Count every line of the material that holds the string "date". Respond with the total only.
──────────
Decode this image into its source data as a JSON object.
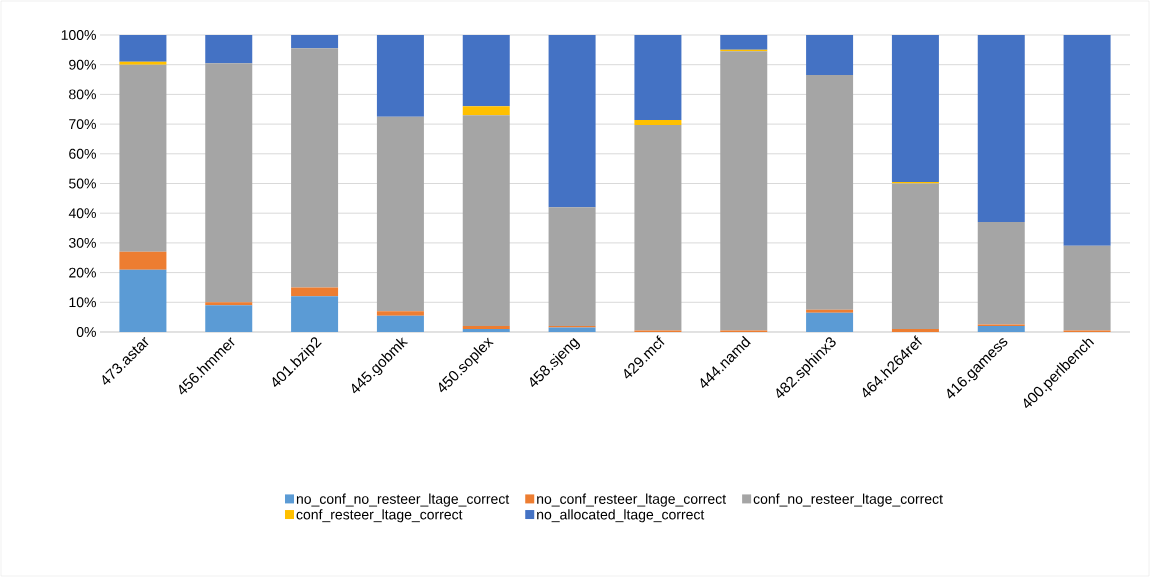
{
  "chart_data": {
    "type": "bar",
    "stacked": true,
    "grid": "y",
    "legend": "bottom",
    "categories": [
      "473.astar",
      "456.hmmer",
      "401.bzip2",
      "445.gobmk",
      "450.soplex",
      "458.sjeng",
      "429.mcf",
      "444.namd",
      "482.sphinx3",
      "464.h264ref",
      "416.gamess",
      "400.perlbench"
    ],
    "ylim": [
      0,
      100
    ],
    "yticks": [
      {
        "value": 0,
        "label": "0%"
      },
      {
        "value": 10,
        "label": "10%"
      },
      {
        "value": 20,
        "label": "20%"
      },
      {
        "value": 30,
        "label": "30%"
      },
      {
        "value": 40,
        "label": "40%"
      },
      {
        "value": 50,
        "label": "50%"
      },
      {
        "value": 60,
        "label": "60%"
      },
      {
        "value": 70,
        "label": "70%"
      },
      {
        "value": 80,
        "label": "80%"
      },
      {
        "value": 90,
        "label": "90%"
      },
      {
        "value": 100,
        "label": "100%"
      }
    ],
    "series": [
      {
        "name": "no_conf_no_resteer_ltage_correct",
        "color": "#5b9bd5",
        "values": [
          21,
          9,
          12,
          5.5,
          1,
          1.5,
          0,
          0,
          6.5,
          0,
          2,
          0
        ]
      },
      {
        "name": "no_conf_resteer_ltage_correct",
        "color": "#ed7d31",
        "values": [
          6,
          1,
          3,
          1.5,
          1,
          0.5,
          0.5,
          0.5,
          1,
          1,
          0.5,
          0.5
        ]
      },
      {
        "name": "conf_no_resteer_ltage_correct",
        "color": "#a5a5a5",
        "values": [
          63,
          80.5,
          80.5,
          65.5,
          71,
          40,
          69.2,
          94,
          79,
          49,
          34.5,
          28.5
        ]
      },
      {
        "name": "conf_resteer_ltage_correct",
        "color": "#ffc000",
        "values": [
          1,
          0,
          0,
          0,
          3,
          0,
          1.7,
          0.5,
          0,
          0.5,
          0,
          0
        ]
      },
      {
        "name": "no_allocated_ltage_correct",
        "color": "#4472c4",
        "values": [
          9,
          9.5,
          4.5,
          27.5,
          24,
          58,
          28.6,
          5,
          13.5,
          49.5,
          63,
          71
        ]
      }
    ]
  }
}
──────────
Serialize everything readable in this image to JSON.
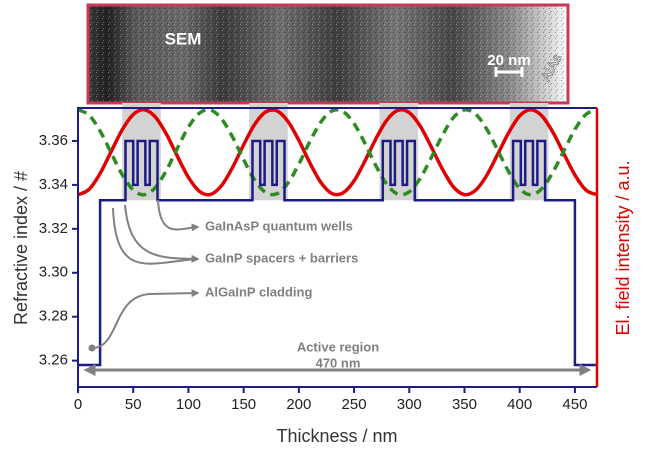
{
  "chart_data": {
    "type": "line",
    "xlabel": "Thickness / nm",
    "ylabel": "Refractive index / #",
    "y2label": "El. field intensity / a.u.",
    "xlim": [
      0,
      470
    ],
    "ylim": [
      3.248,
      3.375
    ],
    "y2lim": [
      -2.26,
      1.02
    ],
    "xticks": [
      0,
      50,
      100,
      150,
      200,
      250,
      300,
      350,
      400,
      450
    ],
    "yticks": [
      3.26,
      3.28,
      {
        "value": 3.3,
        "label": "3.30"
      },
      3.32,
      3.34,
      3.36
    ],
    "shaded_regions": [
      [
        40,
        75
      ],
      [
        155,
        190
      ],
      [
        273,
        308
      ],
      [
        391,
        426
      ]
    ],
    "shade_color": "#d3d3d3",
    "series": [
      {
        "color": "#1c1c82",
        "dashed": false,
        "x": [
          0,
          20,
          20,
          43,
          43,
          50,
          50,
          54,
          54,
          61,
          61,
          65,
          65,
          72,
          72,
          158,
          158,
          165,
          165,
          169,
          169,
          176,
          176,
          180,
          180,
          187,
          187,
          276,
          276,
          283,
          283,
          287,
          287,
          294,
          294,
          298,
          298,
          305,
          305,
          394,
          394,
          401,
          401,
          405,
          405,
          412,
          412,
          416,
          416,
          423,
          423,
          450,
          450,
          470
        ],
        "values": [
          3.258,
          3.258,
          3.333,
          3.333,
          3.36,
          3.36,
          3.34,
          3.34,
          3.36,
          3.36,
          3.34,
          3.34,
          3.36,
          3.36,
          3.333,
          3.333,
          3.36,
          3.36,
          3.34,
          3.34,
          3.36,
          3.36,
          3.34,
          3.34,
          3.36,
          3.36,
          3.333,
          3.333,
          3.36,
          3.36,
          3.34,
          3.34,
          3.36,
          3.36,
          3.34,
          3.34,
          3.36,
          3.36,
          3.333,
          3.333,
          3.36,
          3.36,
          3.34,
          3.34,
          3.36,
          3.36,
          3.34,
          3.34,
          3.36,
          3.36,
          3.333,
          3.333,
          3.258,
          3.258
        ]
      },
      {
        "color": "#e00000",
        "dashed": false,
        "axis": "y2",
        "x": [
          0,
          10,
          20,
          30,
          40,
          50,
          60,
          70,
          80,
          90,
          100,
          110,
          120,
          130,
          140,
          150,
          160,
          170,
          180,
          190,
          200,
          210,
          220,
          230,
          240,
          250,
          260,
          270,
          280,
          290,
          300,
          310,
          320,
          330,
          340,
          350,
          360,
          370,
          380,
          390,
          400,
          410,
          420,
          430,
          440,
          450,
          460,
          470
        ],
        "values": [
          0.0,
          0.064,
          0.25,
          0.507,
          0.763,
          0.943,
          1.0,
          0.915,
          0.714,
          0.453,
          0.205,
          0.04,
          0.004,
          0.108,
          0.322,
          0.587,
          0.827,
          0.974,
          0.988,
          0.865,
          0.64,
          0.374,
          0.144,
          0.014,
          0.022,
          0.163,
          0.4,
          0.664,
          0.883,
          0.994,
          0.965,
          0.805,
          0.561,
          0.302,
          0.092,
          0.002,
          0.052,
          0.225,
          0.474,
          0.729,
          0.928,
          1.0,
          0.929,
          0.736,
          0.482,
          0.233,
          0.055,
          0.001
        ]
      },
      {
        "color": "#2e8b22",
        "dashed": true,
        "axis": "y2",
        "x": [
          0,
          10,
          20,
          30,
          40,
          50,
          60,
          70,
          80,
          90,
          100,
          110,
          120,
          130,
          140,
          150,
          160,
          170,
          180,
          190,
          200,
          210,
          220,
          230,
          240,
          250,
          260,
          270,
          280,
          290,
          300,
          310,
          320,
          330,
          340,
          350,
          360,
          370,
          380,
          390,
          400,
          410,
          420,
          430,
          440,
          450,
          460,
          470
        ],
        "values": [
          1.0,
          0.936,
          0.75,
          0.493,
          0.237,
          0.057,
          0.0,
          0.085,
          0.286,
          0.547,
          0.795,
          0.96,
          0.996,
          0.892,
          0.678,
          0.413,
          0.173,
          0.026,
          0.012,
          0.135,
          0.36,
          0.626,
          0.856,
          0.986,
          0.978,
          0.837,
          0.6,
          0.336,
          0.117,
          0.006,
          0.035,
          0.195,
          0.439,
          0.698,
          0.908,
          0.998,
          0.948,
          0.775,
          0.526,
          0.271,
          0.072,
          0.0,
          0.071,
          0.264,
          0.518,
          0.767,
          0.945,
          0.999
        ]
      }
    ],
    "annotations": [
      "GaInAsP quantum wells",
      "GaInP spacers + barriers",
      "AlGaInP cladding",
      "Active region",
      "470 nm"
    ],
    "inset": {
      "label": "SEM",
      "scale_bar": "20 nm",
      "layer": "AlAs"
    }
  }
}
──────────
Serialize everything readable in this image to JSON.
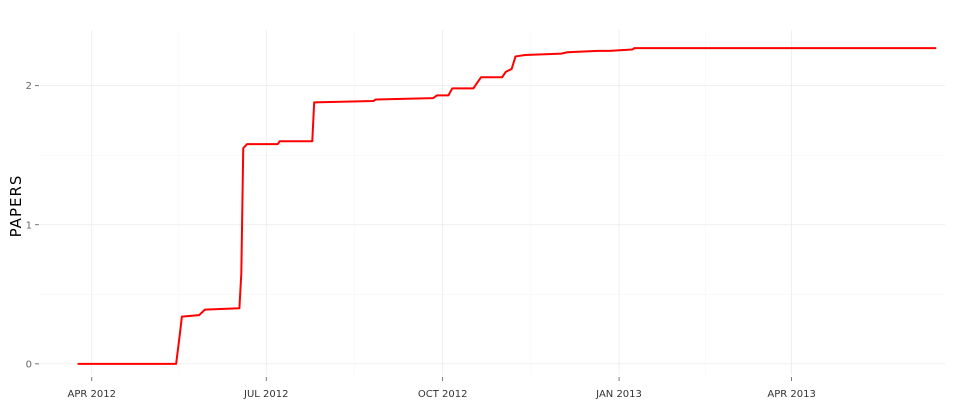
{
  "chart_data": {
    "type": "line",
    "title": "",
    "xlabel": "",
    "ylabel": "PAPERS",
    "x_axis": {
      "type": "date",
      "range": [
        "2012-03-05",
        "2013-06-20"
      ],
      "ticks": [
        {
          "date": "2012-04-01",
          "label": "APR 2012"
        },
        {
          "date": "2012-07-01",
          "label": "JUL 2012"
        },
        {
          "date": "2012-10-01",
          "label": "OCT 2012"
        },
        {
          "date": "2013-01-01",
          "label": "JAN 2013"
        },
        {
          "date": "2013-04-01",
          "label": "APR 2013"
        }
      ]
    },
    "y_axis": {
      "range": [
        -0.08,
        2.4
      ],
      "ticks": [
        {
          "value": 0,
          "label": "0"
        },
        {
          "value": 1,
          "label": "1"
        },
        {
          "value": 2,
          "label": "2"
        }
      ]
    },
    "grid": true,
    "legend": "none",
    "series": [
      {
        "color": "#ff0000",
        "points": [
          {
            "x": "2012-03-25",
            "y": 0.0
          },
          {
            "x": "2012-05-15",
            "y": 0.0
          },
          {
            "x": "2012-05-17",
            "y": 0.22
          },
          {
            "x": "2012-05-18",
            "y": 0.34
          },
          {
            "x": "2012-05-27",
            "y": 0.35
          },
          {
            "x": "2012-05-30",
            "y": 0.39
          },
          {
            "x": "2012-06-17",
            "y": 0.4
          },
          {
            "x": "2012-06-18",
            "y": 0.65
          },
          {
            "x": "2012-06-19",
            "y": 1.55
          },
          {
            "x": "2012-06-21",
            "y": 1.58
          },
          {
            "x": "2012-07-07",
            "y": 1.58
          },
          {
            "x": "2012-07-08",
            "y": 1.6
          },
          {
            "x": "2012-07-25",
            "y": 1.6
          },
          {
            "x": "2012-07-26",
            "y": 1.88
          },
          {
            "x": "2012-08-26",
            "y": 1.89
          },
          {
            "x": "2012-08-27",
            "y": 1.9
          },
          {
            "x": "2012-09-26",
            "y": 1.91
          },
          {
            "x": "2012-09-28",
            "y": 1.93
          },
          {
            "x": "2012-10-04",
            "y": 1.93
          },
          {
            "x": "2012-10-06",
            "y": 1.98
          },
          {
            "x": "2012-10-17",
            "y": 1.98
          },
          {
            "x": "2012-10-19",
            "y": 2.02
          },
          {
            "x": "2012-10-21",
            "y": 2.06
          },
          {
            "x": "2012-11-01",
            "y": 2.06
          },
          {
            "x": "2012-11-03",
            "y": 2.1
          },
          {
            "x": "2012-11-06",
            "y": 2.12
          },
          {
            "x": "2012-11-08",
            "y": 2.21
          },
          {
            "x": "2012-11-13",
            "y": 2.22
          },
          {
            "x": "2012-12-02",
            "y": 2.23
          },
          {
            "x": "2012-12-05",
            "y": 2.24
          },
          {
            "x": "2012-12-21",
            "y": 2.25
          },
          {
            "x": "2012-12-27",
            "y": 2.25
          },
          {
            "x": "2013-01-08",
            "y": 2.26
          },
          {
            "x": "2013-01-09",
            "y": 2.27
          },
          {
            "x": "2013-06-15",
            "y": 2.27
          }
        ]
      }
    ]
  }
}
──────────
### Response to this exercise
6